**Given exercise:**
Look for "Enumerate this screenshot's" in the records below, then copy that line and every line after it, exactly and with nothing added.

===============

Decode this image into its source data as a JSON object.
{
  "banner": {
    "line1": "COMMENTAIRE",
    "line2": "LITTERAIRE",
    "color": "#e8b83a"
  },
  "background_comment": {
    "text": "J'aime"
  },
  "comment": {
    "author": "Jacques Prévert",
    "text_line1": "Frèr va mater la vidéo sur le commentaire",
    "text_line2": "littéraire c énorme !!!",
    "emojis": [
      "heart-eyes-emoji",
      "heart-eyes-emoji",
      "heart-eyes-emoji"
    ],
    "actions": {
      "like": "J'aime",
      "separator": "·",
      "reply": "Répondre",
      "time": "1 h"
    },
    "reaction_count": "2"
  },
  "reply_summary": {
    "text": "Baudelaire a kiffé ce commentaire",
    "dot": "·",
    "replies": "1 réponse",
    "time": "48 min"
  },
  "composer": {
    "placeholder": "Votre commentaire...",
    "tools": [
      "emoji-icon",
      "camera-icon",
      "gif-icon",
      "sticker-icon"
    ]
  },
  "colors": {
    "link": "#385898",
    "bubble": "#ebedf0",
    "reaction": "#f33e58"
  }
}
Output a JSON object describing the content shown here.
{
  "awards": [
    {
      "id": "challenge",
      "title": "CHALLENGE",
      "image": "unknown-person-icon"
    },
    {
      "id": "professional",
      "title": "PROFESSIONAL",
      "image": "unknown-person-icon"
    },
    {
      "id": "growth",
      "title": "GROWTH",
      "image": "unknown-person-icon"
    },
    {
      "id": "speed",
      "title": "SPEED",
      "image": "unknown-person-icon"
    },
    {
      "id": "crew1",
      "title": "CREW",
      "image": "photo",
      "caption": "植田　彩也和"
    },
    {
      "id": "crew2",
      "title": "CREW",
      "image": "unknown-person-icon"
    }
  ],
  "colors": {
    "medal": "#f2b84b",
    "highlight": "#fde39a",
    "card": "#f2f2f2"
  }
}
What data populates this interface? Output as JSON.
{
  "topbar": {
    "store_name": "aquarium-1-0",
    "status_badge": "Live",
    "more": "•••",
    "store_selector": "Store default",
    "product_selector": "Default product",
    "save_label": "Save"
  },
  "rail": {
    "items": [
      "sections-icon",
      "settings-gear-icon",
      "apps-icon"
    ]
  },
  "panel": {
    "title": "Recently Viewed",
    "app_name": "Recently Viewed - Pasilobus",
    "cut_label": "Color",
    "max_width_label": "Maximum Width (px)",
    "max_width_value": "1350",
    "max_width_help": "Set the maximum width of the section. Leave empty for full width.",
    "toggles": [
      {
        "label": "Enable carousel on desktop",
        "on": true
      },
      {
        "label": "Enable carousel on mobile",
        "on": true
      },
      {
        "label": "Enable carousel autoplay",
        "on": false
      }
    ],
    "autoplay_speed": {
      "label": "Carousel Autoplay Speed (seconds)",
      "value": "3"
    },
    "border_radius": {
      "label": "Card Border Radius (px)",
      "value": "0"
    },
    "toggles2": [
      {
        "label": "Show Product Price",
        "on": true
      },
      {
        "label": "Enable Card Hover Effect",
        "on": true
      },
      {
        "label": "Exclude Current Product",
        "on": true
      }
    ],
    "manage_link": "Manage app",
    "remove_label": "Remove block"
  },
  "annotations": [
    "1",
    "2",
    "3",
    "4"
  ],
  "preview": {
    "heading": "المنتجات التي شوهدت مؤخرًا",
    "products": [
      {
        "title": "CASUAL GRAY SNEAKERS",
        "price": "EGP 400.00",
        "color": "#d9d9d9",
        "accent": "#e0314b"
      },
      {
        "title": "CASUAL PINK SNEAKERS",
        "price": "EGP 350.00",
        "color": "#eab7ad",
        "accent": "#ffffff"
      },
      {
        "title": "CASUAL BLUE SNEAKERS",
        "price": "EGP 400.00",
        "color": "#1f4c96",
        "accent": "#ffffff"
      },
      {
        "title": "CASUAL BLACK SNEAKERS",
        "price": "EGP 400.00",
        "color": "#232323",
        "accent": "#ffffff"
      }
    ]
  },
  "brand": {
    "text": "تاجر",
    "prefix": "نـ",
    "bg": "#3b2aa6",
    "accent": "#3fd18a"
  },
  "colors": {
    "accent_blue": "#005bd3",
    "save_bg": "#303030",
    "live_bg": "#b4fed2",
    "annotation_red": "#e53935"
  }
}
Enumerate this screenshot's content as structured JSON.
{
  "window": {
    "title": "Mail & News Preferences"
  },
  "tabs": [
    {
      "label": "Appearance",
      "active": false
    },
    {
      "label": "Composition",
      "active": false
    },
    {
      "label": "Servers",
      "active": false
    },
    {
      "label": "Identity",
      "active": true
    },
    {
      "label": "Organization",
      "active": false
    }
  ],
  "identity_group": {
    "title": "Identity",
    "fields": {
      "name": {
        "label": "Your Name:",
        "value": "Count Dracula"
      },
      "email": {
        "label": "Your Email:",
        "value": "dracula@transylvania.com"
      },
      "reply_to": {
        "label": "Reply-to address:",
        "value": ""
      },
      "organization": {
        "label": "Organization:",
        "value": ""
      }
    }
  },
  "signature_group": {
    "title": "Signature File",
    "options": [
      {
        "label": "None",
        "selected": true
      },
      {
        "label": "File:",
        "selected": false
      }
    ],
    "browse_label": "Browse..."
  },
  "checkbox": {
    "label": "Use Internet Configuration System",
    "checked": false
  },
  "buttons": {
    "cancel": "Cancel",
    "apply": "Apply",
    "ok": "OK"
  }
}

===============

**Task output:**
Enumerate this screenshot's content as structured JSON.
{
  "window": {
    "title": "Mail & News Preferences"
  },
  "tabs": [
    {
      "label": "Appearance",
      "active": false
    },
    {
      "label": "Composition",
      "active": false
    },
    {
      "label": "Servers",
      "active": false
    },
    {
      "label": "Identity",
      "active": true
    },
    {
      "label": "Organization",
      "active": false
    }
  ],
  "identity_group": {
    "title": "Identity",
    "fields": {
      "name": {
        "label": "Your Name:",
        "value": "Count Dracula"
      },
      "email": {
        "label": "Your Email:",
        "value": "dracula@transylvania.com"
      },
      "reply_to": {
        "label": "Reply-to address:",
        "value": ""
      },
      "organization": {
        "label": "Organization:",
        "value": ""
      }
    }
  },
  "signature_group": {
    "title": "Signature File",
    "options": [
      {
        "label": "None",
        "selected": true
      },
      {
        "label": "File:",
        "selected": false
      }
    ],
    "browse_label": "Browse..."
  },
  "checkbox": {
    "label": "Use Internet Configuration System",
    "checked": false
  },
  "buttons": {
    "cancel": "Cancel",
    "apply": "Apply",
    "ok": "OK"
  }
}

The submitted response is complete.